YOUR INSTRUCTIONS:
Search the data below for the word "вступают" and copy each line that holds it.
━━━━━━━━
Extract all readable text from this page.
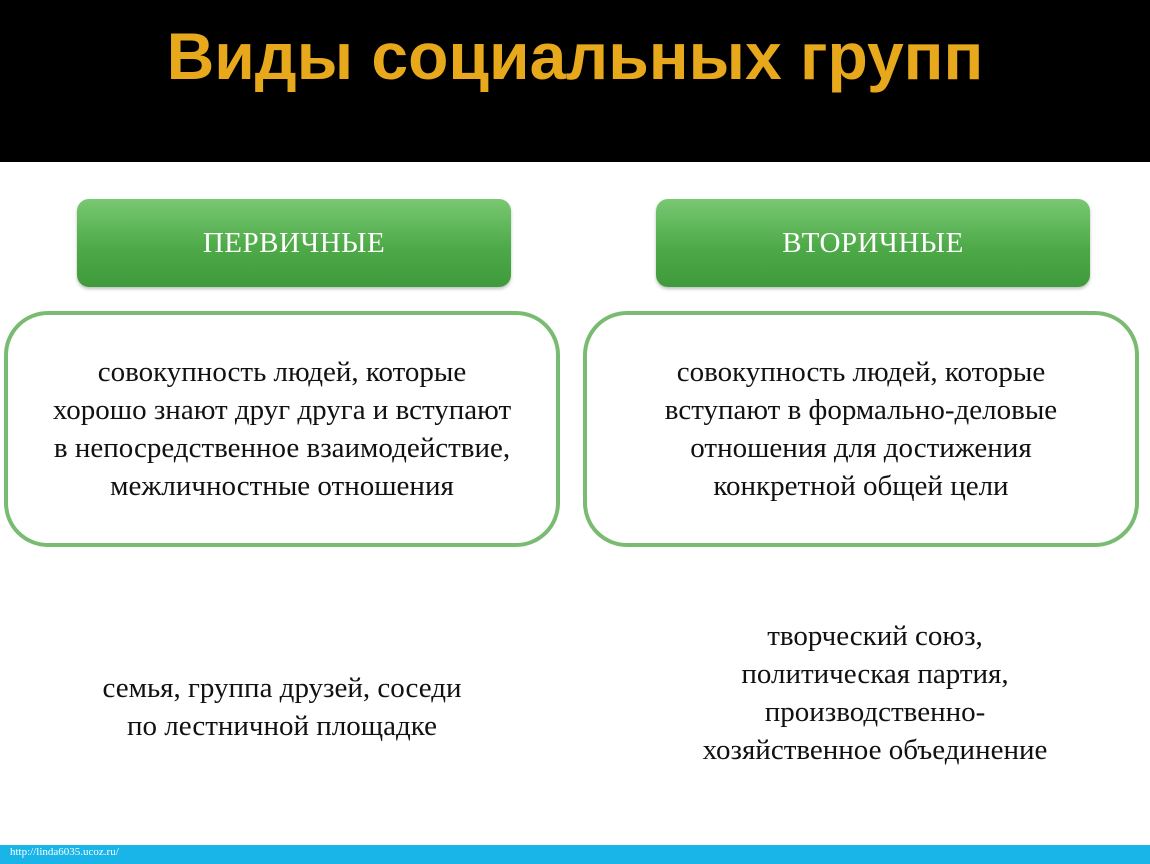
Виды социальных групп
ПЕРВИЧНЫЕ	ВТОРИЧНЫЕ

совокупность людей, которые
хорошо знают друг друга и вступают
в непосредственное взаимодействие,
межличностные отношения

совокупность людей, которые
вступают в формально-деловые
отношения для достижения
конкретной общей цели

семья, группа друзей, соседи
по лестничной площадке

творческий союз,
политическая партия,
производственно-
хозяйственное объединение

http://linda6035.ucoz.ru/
━━━━━━━━
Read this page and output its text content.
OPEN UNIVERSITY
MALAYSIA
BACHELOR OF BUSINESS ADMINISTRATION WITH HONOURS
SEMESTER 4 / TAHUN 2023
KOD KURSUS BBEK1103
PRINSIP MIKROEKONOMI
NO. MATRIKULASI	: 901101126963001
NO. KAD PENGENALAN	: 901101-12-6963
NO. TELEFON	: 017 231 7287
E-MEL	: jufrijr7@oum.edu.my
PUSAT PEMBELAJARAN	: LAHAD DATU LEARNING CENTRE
━━━━━━━━
WRITTEN RESPONSE:
хорошо знают друг друга и вступают
вступают в формально-деловые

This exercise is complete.